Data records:
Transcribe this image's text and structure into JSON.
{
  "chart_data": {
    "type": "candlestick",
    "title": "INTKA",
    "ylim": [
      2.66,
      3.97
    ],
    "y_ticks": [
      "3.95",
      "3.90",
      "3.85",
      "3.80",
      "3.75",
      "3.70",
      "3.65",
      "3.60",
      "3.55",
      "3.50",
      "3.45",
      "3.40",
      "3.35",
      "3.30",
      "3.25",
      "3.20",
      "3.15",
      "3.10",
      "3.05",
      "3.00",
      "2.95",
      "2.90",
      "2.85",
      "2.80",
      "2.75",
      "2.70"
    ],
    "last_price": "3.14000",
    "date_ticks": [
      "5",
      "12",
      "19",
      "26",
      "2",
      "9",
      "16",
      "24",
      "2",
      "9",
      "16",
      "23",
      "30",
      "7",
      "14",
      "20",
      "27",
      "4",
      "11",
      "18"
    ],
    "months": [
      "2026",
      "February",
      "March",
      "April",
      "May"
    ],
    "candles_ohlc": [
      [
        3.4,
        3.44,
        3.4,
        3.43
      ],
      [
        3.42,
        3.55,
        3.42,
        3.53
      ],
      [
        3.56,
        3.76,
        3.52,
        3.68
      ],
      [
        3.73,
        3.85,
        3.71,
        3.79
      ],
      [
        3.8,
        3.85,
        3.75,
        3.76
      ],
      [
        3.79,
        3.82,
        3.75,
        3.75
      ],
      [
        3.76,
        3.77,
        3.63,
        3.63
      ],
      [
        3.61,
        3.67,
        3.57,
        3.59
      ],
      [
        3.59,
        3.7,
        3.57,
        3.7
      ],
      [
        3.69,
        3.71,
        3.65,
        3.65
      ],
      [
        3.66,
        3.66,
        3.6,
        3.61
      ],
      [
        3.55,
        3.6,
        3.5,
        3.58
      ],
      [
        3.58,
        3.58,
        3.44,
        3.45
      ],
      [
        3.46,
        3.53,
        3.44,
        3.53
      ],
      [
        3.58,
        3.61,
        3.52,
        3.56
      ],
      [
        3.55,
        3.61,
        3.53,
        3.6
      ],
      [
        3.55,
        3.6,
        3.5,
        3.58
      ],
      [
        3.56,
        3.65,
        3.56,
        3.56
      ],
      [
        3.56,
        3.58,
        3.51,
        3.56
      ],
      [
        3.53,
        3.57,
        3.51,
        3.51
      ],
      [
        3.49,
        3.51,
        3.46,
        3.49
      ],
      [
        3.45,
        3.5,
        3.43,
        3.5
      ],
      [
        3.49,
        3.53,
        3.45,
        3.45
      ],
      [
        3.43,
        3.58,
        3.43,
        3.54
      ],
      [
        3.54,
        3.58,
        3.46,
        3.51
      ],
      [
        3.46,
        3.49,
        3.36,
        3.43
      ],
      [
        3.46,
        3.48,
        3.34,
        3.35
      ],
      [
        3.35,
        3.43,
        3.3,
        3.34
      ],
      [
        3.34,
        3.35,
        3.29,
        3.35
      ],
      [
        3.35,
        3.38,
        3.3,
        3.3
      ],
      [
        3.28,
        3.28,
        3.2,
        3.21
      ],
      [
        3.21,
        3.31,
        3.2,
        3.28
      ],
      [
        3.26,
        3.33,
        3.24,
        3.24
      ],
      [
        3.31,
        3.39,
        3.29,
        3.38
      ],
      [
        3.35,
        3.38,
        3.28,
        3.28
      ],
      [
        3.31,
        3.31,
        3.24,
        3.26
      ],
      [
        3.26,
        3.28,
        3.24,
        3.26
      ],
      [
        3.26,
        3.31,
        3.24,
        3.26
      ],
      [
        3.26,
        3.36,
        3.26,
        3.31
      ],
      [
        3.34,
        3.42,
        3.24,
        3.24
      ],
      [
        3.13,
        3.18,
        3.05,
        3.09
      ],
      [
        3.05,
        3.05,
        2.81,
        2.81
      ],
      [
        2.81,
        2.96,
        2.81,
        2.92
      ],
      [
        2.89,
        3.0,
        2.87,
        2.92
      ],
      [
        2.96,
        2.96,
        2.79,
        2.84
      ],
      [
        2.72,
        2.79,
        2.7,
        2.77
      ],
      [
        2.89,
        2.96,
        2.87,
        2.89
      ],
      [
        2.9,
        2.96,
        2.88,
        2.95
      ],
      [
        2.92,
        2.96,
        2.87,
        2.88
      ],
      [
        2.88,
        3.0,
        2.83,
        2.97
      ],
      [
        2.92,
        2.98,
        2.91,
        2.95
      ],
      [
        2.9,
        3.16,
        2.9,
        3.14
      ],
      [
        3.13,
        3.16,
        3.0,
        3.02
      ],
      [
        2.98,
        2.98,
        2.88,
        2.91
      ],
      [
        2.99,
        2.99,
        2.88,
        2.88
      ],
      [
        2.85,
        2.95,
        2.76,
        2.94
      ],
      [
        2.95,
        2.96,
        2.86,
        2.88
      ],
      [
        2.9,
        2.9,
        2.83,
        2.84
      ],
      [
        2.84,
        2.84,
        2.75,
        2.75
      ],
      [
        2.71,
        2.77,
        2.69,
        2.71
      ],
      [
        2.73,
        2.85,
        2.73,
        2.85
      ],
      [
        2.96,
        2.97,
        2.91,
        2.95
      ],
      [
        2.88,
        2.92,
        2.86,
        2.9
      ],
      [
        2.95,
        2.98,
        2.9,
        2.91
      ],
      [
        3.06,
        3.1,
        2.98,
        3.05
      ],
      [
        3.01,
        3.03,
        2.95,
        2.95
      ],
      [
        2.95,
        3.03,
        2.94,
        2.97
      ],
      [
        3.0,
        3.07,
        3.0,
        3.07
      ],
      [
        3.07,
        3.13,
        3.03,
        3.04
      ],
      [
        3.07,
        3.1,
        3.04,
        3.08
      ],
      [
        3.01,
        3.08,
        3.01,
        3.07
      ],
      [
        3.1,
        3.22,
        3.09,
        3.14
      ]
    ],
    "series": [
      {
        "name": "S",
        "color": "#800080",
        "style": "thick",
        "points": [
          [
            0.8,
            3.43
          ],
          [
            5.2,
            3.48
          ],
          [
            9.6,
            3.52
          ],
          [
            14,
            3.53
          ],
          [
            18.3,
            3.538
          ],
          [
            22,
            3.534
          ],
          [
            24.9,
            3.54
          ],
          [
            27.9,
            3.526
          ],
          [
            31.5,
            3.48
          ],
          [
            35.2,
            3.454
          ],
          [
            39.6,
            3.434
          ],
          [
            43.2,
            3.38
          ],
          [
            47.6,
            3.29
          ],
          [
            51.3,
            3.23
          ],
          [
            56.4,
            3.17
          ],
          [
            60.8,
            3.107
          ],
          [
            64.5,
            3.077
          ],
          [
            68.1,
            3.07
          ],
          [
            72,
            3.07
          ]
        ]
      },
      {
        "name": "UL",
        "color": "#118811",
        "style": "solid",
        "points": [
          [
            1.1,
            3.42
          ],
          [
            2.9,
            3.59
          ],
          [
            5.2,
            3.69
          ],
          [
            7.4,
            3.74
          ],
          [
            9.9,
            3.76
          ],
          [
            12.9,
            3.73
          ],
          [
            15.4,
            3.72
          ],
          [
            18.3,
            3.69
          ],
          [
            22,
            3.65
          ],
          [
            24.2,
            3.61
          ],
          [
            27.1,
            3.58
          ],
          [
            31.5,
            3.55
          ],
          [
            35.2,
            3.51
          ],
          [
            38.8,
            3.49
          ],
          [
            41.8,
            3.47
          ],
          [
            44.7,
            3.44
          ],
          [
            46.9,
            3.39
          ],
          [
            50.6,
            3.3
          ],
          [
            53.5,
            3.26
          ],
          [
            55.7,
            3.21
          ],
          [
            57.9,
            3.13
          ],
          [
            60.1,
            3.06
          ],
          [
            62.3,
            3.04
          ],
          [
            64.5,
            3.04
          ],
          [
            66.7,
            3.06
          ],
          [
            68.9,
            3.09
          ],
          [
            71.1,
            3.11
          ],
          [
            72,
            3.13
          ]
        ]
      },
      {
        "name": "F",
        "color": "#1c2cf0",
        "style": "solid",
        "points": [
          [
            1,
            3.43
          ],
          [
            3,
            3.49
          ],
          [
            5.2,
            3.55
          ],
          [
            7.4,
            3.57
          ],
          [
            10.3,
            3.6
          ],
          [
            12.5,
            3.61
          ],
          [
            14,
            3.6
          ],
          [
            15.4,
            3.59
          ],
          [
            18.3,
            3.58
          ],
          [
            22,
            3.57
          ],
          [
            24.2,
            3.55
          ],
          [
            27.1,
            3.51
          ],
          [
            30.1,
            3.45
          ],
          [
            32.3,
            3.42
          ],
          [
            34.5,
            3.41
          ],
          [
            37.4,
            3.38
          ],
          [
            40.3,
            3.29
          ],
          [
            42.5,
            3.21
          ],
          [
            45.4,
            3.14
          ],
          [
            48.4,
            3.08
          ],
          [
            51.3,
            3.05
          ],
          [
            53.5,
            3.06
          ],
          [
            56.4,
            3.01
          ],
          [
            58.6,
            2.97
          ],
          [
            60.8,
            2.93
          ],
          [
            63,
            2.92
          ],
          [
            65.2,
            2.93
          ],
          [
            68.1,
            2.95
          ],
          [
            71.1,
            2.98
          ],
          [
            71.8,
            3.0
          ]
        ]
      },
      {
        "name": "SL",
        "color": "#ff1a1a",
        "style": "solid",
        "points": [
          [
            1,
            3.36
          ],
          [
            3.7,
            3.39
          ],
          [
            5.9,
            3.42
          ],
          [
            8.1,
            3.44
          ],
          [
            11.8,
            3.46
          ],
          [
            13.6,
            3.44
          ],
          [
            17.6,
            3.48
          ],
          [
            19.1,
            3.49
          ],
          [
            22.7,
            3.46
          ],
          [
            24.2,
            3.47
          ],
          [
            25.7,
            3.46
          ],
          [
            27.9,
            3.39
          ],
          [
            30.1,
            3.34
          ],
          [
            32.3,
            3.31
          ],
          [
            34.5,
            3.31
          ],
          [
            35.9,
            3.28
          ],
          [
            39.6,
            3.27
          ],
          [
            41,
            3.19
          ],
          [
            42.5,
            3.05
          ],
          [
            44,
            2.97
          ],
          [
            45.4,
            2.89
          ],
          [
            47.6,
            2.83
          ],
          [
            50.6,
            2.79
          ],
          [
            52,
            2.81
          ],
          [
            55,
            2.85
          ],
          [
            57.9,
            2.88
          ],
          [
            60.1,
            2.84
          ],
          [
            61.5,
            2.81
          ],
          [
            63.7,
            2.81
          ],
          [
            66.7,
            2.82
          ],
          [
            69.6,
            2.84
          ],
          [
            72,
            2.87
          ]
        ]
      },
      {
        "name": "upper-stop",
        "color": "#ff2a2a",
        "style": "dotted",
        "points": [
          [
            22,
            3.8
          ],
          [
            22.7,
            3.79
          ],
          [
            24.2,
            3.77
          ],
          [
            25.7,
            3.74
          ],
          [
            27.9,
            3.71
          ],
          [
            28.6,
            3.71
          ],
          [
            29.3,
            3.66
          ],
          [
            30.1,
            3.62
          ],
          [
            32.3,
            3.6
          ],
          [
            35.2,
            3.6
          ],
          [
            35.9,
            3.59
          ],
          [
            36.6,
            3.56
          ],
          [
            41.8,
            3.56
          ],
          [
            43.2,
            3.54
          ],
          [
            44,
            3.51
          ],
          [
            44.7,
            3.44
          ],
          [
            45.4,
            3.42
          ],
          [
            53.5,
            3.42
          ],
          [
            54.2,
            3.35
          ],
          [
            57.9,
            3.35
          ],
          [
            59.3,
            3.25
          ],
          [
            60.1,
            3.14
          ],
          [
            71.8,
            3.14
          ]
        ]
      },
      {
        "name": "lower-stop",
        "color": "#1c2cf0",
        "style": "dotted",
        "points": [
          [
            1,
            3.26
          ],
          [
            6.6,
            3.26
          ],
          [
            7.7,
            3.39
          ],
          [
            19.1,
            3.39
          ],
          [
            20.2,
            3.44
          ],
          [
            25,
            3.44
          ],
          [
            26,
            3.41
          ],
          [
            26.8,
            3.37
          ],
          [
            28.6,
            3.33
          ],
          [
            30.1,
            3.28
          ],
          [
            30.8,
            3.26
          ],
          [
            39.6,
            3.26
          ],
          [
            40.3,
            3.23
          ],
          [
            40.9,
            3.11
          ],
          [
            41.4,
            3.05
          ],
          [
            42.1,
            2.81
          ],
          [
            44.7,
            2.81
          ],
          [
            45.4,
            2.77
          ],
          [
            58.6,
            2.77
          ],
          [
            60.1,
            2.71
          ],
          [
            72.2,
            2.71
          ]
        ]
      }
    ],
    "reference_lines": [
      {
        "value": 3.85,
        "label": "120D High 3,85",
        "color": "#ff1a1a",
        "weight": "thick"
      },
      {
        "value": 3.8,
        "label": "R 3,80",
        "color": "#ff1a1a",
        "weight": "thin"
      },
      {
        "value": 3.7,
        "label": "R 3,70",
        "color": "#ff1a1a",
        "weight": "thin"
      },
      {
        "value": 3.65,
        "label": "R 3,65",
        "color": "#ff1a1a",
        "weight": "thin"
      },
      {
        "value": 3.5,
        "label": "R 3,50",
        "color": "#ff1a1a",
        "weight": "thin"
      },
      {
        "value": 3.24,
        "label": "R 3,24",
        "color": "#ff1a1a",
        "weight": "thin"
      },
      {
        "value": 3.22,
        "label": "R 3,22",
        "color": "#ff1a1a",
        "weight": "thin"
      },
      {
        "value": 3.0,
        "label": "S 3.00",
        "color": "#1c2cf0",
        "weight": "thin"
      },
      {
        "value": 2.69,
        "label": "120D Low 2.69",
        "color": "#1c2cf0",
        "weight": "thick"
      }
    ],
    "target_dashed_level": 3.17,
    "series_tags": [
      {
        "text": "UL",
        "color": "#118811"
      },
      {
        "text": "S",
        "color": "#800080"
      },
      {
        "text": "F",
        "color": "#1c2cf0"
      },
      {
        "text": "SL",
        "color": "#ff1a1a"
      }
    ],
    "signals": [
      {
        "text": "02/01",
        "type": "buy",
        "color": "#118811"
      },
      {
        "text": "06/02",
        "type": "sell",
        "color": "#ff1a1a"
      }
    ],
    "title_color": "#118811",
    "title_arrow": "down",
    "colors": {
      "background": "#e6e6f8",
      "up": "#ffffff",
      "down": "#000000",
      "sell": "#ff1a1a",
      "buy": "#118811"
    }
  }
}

→ Goal: Report the number of lines in the listing that include the string "label"; give nothing but the number.

→ The reply: 9